━━ Document section

The wording of Merleu-Ponty is crucial here because he talks about the object as 'requiring' to be seen in a certain way. Phenomenologically, it does not feel as if we are subjects that are simply seeking out more clarity. It is not that it feels as if we are individual agents going out and trying to 'master' the world by achieving a "maximum sharpness of perception". Saying that it feels like the object itself invites, or even 'requires', a way of seeing it with clarity is more accurate, but even this could imply that this process is not automatic and hidden from our thinking unless we try to analyze the situation. From the ecological perspective, too, it would be a mistake to say that the 'opportunities' for interaction are consciously perceived as opportunities. The way I understand Merleu-Ponty and Gibson, this search for clarity is not really a conscious effort. This 'co-existing' rather expresses itself as a spontaneous adjustment. When it comes to music, it is such an effortlessness and non-reflective attunement to the world that Wallrup captures with his perspective introduced above.

━━━━
━━ Entries

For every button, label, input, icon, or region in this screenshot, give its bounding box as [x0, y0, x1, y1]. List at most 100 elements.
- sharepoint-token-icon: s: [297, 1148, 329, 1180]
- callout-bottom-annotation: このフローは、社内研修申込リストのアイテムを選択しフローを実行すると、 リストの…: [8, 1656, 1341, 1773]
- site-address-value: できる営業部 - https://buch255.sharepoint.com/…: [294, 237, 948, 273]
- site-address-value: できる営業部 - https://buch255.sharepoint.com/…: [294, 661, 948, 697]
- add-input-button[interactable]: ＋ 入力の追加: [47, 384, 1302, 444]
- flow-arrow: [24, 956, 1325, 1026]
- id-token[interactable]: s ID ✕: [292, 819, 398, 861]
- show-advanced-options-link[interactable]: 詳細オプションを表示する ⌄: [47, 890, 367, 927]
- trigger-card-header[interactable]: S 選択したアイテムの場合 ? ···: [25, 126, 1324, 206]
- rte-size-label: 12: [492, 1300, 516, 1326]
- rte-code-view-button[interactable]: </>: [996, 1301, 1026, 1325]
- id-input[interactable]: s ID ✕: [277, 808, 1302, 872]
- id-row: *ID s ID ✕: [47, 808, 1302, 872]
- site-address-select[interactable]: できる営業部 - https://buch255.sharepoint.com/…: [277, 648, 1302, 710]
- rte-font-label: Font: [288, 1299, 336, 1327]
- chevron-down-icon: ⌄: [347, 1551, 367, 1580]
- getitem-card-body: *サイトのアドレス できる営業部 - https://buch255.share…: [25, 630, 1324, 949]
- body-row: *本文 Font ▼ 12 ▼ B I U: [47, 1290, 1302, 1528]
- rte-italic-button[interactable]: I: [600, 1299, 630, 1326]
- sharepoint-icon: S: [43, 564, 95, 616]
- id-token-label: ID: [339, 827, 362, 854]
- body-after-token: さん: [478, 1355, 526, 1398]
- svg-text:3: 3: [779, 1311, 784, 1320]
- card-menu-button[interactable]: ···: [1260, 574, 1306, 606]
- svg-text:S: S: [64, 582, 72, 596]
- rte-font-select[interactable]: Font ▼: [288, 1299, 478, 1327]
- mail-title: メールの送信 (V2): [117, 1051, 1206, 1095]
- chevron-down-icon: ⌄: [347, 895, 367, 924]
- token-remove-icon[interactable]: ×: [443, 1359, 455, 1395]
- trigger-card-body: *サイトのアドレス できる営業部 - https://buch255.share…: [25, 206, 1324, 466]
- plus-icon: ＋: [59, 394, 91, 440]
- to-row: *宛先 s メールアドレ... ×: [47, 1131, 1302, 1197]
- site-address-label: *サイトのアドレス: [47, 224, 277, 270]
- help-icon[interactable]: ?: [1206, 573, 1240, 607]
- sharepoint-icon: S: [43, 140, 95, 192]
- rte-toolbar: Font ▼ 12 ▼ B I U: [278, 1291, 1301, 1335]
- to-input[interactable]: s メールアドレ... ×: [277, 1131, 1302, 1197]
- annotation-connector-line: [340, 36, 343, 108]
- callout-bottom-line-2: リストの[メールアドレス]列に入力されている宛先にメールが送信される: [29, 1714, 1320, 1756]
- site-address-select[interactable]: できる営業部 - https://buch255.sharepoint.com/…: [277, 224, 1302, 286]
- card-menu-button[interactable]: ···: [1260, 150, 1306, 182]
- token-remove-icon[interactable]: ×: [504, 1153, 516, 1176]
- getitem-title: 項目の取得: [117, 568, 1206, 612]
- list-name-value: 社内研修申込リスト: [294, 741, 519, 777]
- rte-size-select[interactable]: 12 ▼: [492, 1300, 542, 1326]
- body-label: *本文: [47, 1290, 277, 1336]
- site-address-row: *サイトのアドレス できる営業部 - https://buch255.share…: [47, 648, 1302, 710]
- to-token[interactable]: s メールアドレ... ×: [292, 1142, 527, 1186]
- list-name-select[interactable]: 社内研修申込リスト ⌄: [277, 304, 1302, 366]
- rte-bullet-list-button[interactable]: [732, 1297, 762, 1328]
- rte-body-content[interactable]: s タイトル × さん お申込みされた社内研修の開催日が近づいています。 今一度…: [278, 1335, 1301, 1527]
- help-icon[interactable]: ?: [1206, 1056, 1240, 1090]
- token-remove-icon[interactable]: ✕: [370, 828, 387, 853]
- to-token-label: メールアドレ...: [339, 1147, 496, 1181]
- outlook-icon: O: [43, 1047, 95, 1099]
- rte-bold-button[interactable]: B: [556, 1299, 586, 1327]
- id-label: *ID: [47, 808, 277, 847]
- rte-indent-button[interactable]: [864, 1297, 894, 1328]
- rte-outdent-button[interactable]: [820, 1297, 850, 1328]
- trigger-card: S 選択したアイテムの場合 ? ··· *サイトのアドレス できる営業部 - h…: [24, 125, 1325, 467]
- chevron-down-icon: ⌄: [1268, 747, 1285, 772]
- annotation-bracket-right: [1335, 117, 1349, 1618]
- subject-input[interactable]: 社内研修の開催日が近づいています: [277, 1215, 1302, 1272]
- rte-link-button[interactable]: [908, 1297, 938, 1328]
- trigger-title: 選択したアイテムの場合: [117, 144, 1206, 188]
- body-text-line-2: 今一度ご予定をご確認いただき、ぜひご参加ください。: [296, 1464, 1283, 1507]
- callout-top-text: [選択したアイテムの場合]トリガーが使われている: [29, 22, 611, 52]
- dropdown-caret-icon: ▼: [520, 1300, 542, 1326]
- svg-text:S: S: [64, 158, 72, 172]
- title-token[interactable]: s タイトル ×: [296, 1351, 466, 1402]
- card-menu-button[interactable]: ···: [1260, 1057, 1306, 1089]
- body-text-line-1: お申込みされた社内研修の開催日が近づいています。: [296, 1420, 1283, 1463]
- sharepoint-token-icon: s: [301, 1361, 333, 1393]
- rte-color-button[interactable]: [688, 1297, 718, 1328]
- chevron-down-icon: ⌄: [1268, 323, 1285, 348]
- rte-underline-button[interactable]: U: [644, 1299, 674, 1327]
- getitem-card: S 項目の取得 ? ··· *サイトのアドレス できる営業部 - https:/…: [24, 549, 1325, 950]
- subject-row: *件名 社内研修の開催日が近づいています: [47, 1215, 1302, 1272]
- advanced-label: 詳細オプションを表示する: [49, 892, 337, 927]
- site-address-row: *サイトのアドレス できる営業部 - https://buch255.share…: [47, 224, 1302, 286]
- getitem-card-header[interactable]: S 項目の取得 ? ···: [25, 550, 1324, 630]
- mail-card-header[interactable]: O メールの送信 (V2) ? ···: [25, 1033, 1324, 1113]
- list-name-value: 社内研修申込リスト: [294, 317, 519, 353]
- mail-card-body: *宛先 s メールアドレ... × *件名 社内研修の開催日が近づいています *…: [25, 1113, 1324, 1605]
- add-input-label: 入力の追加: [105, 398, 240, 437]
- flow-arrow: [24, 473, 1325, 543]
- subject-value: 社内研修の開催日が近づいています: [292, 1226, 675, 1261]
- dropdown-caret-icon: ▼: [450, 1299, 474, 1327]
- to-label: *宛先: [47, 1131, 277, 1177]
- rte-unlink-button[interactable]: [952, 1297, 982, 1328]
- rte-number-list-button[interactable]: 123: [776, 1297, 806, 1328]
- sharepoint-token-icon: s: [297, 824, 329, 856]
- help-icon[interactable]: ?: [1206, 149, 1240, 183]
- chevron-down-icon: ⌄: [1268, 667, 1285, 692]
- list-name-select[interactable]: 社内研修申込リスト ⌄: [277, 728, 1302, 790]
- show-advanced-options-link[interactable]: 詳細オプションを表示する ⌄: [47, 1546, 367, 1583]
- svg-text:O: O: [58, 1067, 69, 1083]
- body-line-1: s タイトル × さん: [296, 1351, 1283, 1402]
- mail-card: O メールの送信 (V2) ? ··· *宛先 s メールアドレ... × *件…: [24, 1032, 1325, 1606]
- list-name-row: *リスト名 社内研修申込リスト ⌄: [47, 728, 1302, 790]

━━━━

-- What the task asks --
Pick up the text on perceptual clarity and spontaneous attunement after its final sentence and keep writing it.

-- Answer below --
Critiques of Merleau-Ponty and Gibson


In describing the process of finding this 'resonance' between us and the world–the process of finding the "maximum sharpness of perception and action" that allows us to "co-exist with" and attune ourselves to the world–, Merleau-Ponty relies on a certain conception of embodiment and sensorimotor perception. Shusterman (2009) has critiqued Merleau-Ponty's theory of embodiment as postulating a "universal and unchanging primordial body consciousness" (2009, 139) that misses out on articulating the subject's embeddedness in social and cultural contexts. This is likely a well-founded critique, but it would be a mistake to assume that for Merlau-Ponty, this primal body consciousness is all that is involved in the process of attuning ourselves to a certain world, or even just finding the right distance from which to see a Monet painting. If this was the case, everyone, because of the 'same' sensorimotor search for clarity, would find the same distance to the painting regardless of the cultural context that the work appears in, something that we know is not true. Only emphasizing this sensorimotoric search for 'clarity' and basing this in a universal body consciousness and the perceptual principles that humans share as members of the same species would lead to the same form of determinism as when 'musicologists' (to use DeNora's charicature) believe that the meaning of a piece of music resides in the properties of sound. We have only then replaced the sounds with a more sophisticated theory of affordances. 


This is, in a sense, the criticism that Varela et. al (2016) directs towards Gibson's ecological theory. Despite being ecological in orientation, Gibson's theory actually misses to fully articulate the deep relationality of perception. This is because for Gibson, that which is perceived by "picking up" and "seeking out sources of stimulation" is not itself fundamentally affected by the nature of perceptually guided action because it is invariant:  


"The observer may or may not perceive or attend to the affordance, according to his needs, but the affordance, being invariant is always there the be perceived." (Gibson 2015, 130)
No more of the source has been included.